» **Goal**
Quote, without change, all of the lines that follow.

________

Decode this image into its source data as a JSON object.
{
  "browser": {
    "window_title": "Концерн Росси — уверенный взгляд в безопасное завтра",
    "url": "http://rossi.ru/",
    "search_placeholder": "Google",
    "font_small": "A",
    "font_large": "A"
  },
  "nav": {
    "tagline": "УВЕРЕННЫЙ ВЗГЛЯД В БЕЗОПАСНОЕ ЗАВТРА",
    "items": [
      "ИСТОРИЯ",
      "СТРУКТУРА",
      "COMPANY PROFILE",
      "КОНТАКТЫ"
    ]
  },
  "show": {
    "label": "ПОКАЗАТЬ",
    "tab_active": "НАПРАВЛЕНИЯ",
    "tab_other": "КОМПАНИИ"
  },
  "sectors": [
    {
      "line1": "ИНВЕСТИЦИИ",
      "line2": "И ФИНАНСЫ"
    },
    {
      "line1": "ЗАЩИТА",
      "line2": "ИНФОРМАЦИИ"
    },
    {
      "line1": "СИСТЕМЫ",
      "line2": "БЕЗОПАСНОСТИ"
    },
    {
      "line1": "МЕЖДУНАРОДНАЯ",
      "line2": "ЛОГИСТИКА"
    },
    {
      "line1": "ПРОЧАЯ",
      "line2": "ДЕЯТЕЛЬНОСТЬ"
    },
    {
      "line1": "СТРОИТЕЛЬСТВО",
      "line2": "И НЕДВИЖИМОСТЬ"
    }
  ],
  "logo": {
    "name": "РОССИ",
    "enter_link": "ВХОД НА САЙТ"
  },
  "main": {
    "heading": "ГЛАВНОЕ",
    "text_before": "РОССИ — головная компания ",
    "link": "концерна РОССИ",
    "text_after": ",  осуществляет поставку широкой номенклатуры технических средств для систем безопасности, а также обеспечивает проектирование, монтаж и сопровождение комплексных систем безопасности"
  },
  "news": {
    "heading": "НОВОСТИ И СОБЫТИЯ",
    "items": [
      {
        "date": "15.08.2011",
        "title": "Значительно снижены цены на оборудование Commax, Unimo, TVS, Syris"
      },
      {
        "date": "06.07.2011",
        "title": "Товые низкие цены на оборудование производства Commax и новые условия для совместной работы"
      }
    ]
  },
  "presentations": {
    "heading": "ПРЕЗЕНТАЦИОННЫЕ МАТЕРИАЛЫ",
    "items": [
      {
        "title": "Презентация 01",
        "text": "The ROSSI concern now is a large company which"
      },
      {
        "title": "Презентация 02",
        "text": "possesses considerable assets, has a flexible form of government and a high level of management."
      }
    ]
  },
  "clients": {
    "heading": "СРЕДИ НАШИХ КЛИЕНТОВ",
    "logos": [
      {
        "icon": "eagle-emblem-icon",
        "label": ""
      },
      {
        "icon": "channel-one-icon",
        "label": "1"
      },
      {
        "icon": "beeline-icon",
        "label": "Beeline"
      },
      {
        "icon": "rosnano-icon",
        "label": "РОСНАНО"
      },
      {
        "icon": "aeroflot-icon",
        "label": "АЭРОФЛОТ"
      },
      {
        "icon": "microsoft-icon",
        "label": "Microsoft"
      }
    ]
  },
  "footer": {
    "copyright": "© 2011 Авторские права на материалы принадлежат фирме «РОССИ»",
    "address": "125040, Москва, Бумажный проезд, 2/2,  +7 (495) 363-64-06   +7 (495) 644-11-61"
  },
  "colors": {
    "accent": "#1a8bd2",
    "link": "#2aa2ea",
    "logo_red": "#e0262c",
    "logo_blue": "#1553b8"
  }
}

________

» **Solution to this problem**
Decode this image into its source data as a JSON object.
{
  "browser": {
    "window_title": "Концерн Росси — уверенный взгляд в безопасное завтра",
    "url": "http://rossi.ru/",
    "search_placeholder": "Google",
    "font_small": "A",
    "font_large": "A"
  },
  "nav": {
    "tagline": "УВЕРЕННЫЙ ВЗГЛЯД В БЕЗОПАСНОЕ ЗАВТРА",
    "items": [
      "ИСТОРИЯ",
      "СТРУКТУРА",
      "COMPANY PROFILE",
      "КОНТАКТЫ"
    ]
  },
  "show": {
    "label": "ПОКАЗАТЬ",
    "tab_active": "НАПРАВЛЕНИЯ",
    "tab_other": "КОМПАНИИ"
  },
  "sectors": [
    {
      "line1": "ИНВЕСТИЦИИ",
      "line2": "И ФИНАНСЫ"
    },
    {
      "line1": "ЗАЩИТА",
      "line2": "ИНФОРМАЦИИ"
    },
    {
      "line1": "СИСТЕМЫ",
      "line2": "БЕЗОПАСНОСТИ"
    },
    {
      "line1": "МЕЖДУНАРОДНАЯ",
      "line2": "ЛОГИСТИКА"
    },
    {
      "line1": "ПРОЧАЯ",
      "line2": "ДЕЯТЕЛЬНОСТЬ"
    },
    {
      "line1": "СТРОИТЕЛЬСТВО",
      "line2": "И НЕДВИЖИМОСТЬ"
    }
  ],
  "logo": {
    "name": "РОССИ",
    "enter_link": "ВХОД НА САЙТ"
  },
  "main": {
    "heading": "ГЛАВНОЕ",
    "text_before": "РОССИ — головная компания ",
    "link": "концерна РОССИ",
    "text_after": ",  осуществляет поставку широкой номенклатуры технических средств для систем безопасности, а также обеспечивает проектирование, монтаж и сопровождение комплексных систем безопасности"
  },
  "news": {
    "heading": "НОВОСТИ И СОБЫТИЯ",
    "items": [
      {
        "date": "15.08.2011",
        "title": "Значительно снижены цены на оборудование Commax, Unimo, TVS, Syris"
      },
      {
        "date": "06.07.2011",
        "title": "Товые низкие цены на оборудование производства Commax и новые условия для совместной работы"
      }
    ]
  },
  "presentations": {
    "heading": "ПРЕЗЕНТАЦИОННЫЕ МАТЕРИАЛЫ",
    "items": [
      {
        "title": "Презентация 01",
        "text": "The ROSSI concern now is a large company which"
      },
      {
        "title": "Презентация 02",
        "text": "possesses considerable assets, has a flexible form of government and a high level of management."
      }
    ]
  },
  "clients": {
    "heading": "СРЕДИ НАШИХ КЛИЕНТОВ",
    "logos": [
      {
        "icon": "eagle-emblem-icon",
        "label": ""
      },
      {
        "icon": "channel-one-icon",
        "label": "1"
      },
      {
        "icon": "beeline-icon",
        "label": "Beeline"
      },
      {
        "icon": "rosnano-icon",
        "label": "РОСНАНО"
      },
      {
        "icon": "aeroflot-icon",
        "label": "АЭРОФЛОТ"
      },
      {
        "icon": "microsoft-icon",
        "label": "Microsoft"
      }
    ]
  },
  "footer": {
    "copyright": "© 2011 Авторские права на материалы принадлежат фирме «РОССИ»",
    "address": "125040, Москва, Бумажный проезд, 2/2,  +7 (495) 363-64-06   +7 (495) 644-11-61"
  },
  "colors": {
    "accent": "#1a8bd2",
    "link": "#2aa2ea",
    "logo_red": "#e0262c",
    "logo_blue": "#1553b8"
  }
}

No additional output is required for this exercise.